▶ Input material:
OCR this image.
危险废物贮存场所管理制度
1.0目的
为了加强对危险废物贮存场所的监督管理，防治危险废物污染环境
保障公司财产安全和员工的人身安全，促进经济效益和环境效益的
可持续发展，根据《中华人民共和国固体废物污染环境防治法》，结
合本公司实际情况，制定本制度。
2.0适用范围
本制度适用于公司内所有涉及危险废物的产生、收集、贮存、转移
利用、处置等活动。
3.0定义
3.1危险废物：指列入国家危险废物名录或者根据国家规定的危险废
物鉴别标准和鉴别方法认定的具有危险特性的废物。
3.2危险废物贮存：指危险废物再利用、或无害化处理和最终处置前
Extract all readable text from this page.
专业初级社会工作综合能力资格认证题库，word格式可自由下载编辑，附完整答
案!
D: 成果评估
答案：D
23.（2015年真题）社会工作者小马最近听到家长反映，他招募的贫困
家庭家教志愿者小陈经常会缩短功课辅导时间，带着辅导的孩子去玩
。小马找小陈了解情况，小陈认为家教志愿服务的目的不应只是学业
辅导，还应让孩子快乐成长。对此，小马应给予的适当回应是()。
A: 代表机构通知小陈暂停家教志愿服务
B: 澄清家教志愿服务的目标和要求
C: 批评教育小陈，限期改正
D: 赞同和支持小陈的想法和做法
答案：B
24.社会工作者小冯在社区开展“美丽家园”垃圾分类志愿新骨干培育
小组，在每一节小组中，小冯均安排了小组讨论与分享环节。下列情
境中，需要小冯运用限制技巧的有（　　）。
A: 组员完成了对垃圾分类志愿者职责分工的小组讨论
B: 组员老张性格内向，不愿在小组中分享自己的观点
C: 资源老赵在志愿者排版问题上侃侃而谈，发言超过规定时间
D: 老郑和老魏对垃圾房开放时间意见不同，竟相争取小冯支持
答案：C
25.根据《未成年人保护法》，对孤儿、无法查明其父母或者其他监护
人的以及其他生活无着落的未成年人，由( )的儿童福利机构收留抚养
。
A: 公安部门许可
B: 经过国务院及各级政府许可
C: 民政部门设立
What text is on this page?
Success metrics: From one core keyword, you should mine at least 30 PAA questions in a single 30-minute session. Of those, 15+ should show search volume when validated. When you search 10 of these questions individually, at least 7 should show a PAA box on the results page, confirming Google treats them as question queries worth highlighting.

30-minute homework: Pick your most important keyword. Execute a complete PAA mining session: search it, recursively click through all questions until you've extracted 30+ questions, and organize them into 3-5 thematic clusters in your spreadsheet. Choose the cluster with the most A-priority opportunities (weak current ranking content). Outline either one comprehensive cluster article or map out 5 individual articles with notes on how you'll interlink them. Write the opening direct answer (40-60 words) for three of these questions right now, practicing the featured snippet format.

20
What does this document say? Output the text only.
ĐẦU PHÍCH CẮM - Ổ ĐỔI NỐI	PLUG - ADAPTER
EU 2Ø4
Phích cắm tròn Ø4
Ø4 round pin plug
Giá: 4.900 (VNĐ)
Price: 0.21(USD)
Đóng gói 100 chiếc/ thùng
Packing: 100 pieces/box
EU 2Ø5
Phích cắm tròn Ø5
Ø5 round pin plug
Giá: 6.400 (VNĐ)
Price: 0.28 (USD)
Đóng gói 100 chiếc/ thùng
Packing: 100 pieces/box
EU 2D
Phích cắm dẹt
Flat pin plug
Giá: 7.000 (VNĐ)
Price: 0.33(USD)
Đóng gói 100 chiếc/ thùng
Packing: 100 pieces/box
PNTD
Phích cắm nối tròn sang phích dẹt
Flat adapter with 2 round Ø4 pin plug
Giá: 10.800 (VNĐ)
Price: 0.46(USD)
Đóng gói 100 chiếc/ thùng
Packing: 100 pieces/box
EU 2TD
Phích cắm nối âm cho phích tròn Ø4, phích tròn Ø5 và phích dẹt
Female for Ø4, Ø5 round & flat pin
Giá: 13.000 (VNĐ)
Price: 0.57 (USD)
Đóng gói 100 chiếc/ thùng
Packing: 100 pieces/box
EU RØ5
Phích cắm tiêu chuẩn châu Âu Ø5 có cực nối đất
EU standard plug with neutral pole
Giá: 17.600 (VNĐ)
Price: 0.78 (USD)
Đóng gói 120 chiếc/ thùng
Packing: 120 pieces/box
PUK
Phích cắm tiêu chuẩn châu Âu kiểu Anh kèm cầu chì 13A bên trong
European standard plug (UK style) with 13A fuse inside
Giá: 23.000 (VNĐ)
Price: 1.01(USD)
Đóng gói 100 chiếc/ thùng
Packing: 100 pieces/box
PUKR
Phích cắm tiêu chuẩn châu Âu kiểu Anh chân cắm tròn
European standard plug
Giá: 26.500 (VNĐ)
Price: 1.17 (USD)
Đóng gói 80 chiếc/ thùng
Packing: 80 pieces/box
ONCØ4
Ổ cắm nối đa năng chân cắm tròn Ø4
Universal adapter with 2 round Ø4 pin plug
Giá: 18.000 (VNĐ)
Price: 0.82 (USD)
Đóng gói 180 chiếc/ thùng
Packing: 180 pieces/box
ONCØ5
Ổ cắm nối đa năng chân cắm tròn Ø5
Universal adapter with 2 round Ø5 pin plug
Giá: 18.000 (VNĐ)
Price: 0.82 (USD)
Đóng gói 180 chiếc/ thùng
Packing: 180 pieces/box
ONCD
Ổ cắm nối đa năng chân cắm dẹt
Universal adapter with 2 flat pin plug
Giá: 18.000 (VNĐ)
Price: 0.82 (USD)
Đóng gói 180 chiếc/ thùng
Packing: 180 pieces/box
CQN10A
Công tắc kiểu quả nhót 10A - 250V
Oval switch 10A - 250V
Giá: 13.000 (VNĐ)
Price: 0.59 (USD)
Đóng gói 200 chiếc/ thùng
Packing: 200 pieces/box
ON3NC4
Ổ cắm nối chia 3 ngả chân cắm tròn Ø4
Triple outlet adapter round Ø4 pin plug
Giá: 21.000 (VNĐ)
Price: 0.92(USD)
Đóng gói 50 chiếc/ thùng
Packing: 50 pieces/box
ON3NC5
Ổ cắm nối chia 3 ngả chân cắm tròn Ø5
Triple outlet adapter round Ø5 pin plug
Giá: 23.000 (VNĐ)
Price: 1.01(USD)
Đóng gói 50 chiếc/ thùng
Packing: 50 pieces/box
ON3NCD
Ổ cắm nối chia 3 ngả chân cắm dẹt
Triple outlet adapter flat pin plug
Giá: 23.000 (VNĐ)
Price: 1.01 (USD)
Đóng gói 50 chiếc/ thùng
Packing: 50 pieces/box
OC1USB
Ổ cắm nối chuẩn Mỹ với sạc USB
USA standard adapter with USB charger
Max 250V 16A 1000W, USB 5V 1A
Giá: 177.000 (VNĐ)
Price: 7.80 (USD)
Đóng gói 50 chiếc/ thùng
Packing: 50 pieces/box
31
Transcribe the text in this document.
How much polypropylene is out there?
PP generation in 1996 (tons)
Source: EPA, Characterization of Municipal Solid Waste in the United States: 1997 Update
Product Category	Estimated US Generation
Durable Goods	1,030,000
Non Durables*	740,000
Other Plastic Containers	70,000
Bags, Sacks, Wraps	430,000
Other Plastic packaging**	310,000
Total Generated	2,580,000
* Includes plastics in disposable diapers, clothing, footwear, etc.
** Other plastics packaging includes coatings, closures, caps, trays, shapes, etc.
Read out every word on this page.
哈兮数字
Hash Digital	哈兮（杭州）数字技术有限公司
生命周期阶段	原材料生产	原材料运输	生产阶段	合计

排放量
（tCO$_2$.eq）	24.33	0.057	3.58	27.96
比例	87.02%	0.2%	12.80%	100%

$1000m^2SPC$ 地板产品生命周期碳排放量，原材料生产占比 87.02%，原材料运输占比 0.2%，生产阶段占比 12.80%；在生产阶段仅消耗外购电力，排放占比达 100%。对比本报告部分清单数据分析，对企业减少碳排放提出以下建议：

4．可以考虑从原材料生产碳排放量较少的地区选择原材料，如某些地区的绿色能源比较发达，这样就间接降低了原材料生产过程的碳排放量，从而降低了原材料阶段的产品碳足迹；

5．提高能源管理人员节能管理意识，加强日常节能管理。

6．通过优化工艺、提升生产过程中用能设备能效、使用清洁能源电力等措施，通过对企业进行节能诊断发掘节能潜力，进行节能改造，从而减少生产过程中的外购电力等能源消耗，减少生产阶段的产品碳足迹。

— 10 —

▶ Request:
Find the word "kiểu" in the data and copy out each line where it turns up.

▶ Finished answer:
Phích cắm tiêu chuẩn châu Âu kiểu Anh kèm cầu chì 13A bên trong
Phích cắm tiêu chuẩn châu Âu kiểu Anh chân cắm tròn
Công tắc kiểu quả nhót 10A - 250V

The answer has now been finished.